### PROBLEM TO WORK ON
Repeat every entry in the listing below, exactly.

====== EXTRACTED ENTRIES ======

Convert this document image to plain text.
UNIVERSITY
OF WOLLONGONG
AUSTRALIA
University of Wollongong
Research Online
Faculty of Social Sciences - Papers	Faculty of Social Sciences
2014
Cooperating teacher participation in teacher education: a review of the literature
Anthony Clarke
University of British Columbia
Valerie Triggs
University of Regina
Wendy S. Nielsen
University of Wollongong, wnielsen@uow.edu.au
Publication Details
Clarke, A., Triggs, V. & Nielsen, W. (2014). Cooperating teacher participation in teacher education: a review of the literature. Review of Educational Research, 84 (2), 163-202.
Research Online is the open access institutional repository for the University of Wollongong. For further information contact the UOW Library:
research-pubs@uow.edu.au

======

### COMPLETED TASK
Convert this document image to plain text.
UNIVERSITY
OF WOLLONGONG
AUSTRALIA
University of Wollongong
Research Online
Faculty of Social Sciences - Papers	Faculty of Social Sciences
2014
Cooperating teacher participation in teacher education: a review of the literature
Anthony Clarke
University of British Columbia
Valerie Triggs
University of Regina
Wendy S. Nielsen
University of Wollongong, wnielsen@uow.edu.au
Publication Details
Clarke, A., Triggs, V. & Nielsen, W. (2014). Cooperating teacher participation in teacher education: a review of the literature. Review of Educational Research, 84 (2), 163-202.
Research Online is the open access institutional repository for the University of Wollongong. For further information contact the UOW Library:
research-pubs@uow.edu.au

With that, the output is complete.